▶ Exercise prompt
From the listing below, pull out the lines that hold "Shoulder".

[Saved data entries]
— start —
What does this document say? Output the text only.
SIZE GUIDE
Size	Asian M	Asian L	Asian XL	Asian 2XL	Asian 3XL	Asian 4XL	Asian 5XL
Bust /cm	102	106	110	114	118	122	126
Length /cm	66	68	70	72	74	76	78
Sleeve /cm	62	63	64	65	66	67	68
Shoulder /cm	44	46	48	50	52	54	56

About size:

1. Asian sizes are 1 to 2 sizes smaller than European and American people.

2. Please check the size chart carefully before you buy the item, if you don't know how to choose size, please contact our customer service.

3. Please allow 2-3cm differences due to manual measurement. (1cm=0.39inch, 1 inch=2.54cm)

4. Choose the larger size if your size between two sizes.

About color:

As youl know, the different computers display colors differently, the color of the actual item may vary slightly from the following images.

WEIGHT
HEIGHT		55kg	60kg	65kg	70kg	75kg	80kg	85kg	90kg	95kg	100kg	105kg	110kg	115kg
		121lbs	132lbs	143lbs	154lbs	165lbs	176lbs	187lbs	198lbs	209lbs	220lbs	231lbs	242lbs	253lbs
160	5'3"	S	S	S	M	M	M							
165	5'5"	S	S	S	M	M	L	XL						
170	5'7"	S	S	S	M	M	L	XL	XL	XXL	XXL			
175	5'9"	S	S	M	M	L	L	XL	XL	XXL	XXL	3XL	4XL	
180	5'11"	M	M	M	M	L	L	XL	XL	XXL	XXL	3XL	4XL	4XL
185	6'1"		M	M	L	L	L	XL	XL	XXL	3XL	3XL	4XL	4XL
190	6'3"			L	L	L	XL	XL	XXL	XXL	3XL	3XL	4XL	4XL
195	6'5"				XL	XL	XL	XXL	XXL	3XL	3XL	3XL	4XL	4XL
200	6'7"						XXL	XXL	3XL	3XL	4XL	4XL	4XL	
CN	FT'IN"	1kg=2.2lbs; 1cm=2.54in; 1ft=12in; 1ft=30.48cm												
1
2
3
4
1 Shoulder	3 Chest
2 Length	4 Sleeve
— end —
— start —
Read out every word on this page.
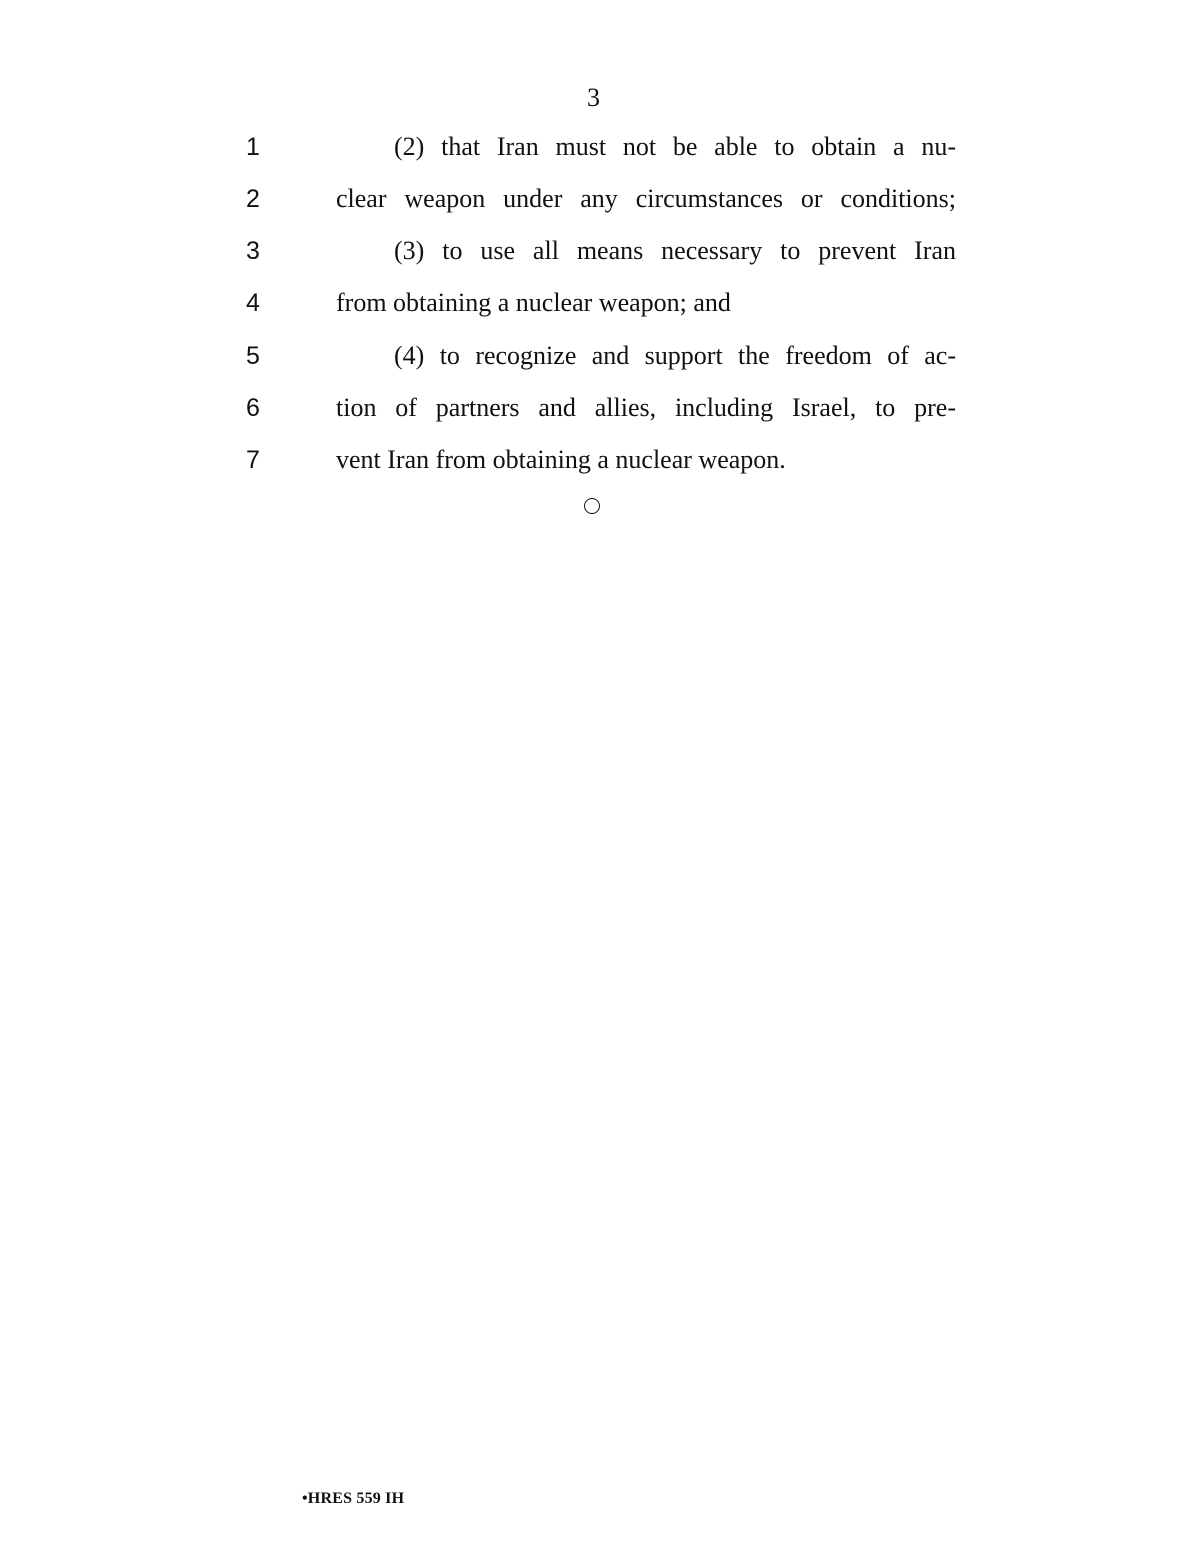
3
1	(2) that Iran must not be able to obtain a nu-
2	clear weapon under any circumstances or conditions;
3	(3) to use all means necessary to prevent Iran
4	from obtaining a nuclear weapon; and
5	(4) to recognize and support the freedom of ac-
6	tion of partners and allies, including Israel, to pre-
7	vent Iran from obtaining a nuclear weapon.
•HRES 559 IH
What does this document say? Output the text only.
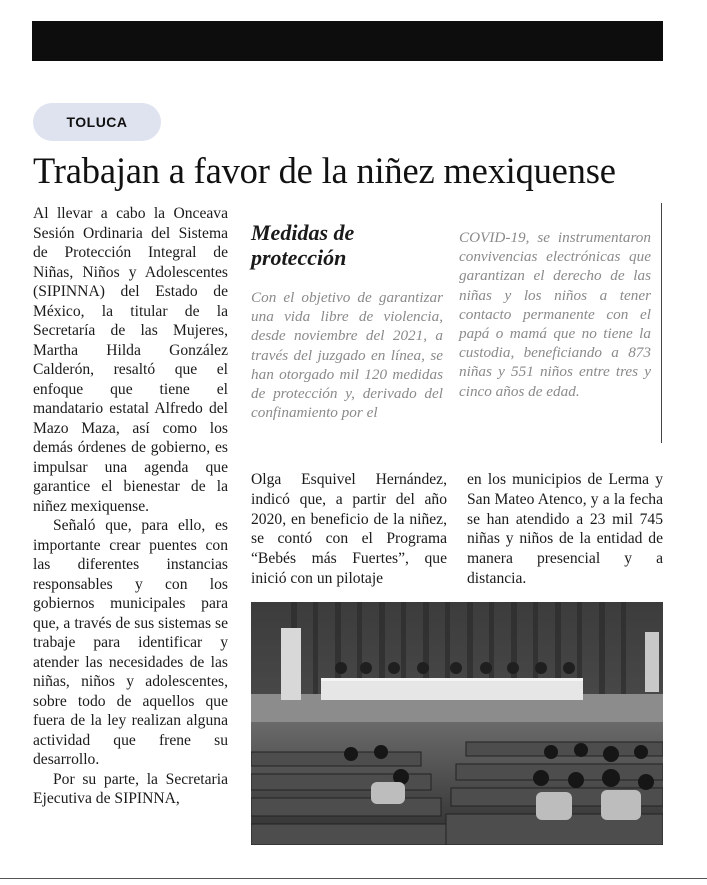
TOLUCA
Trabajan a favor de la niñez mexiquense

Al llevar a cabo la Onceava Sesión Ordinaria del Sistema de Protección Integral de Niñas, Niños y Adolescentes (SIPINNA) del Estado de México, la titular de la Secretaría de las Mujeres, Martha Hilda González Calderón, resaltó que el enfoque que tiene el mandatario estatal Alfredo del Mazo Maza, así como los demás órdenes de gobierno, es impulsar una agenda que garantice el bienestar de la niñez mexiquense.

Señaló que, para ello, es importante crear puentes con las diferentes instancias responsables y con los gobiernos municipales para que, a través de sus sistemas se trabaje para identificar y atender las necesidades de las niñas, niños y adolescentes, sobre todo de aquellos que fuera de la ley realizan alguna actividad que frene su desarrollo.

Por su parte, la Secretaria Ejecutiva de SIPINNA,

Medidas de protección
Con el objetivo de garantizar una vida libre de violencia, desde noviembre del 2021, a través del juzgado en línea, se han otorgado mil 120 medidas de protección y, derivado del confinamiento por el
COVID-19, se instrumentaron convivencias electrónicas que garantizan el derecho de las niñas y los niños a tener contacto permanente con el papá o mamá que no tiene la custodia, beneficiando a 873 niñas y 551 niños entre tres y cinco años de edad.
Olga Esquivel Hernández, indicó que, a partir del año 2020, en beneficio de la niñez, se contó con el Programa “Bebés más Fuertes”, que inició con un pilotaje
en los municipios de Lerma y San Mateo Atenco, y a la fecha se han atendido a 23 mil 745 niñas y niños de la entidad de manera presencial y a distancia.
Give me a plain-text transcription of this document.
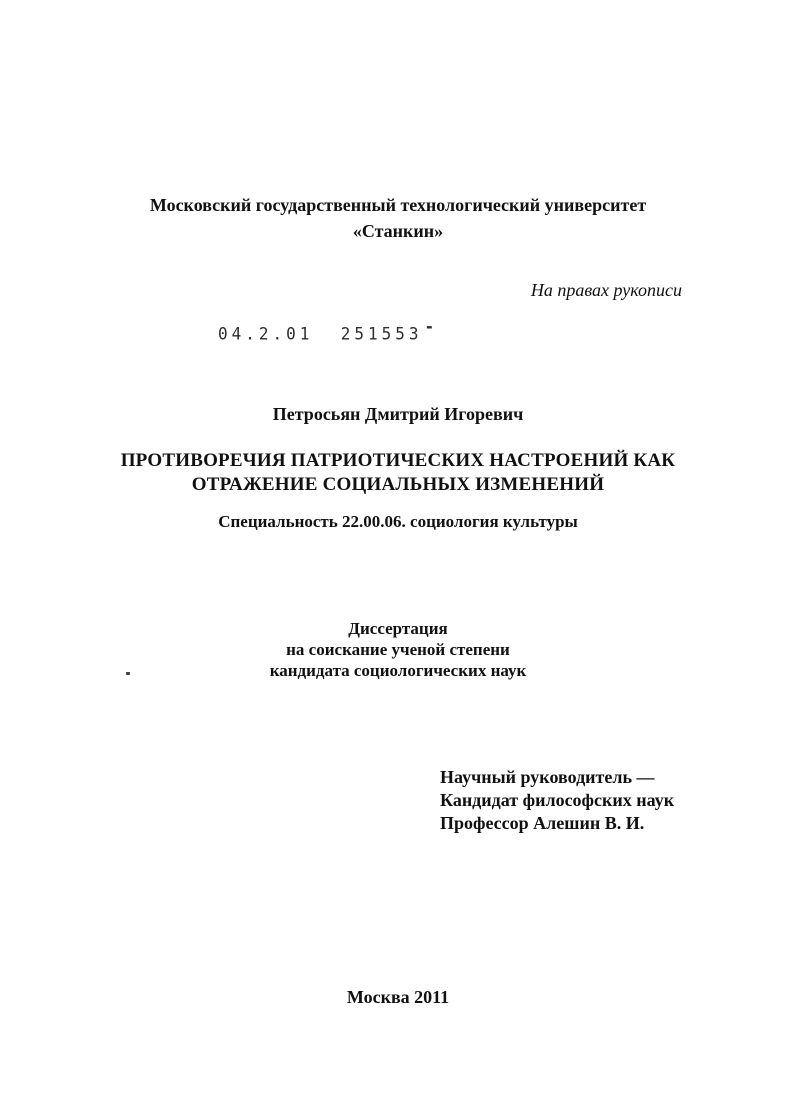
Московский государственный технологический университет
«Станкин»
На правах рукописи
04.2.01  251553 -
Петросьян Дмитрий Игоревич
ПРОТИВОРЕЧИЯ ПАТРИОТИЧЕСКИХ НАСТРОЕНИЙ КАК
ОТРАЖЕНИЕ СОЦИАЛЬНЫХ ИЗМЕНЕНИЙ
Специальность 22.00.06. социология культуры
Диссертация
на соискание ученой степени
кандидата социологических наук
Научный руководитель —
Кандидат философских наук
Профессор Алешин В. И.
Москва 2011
— end —
▶ Exercise output
Shoulder /cm	44	46	48	50	52	54	56
1 Shoulder	3 Chest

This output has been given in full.